SHORT PROBLEM →
Copy the records below exactly as they are written.
[SOURCE RECORDS start]
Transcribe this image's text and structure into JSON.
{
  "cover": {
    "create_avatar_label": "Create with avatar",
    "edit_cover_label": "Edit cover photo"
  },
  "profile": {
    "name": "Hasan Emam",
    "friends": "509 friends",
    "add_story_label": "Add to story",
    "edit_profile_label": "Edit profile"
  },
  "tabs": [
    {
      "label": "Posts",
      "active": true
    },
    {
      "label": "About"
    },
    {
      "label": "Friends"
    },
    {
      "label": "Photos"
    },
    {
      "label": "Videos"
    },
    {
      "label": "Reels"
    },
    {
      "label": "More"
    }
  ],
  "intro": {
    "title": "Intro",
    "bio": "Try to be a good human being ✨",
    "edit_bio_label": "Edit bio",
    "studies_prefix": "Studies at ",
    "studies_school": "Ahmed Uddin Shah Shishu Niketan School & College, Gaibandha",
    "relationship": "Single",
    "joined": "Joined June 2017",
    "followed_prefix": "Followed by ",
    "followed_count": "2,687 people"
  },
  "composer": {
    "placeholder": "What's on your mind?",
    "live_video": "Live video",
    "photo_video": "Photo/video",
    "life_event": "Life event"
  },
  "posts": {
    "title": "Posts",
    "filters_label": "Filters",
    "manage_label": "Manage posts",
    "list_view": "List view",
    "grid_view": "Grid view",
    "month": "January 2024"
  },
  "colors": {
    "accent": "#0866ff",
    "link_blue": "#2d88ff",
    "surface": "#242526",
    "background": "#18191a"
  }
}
[SOURCE RECORDS end]
THE RESULT →
Transcribe this image's text and structure into JSON.
{
  "cover": {
    "create_avatar_label": "Create with avatar",
    "edit_cover_label": "Edit cover photo"
  },
  "profile": {
    "name": "Hasan Emam",
    "friends": "509 friends",
    "add_story_label": "Add to story",
    "edit_profile_label": "Edit profile"
  },
  "tabs": [
    {
      "label": "Posts",
      "active": true
    },
    {
      "label": "About"
    },
    {
      "label": "Friends"
    },
    {
      "label": "Photos"
    },
    {
      "label": "Videos"
    },
    {
      "label": "Reels"
    },
    {
      "label": "More"
    }
  ],
  "intro": {
    "title": "Intro",
    "bio": "Try to be a good human being ✨",
    "edit_bio_label": "Edit bio",
    "studies_prefix": "Studies at ",
    "studies_school": "Ahmed Uddin Shah Shishu Niketan School & College, Gaibandha",
    "relationship": "Single",
    "joined": "Joined June 2017",
    "followed_prefix": "Followed by ",
    "followed_count": "2,687 people"
  },
  "composer": {
    "placeholder": "What's on your mind?",
    "live_video": "Live video",
    "photo_video": "Photo/video",
    "life_event": "Life event"
  },
  "posts": {
    "title": "Posts",
    "filters_label": "Filters",
    "manage_label": "Manage posts",
    "list_view": "List view",
    "grid_view": "Grid view",
    "month": "January 2024"
  },
  "colors": {
    "accent": "#0866ff",
    "link_blue": "#2d88ff",
    "surface": "#242526",
    "background": "#18191a"
  }
}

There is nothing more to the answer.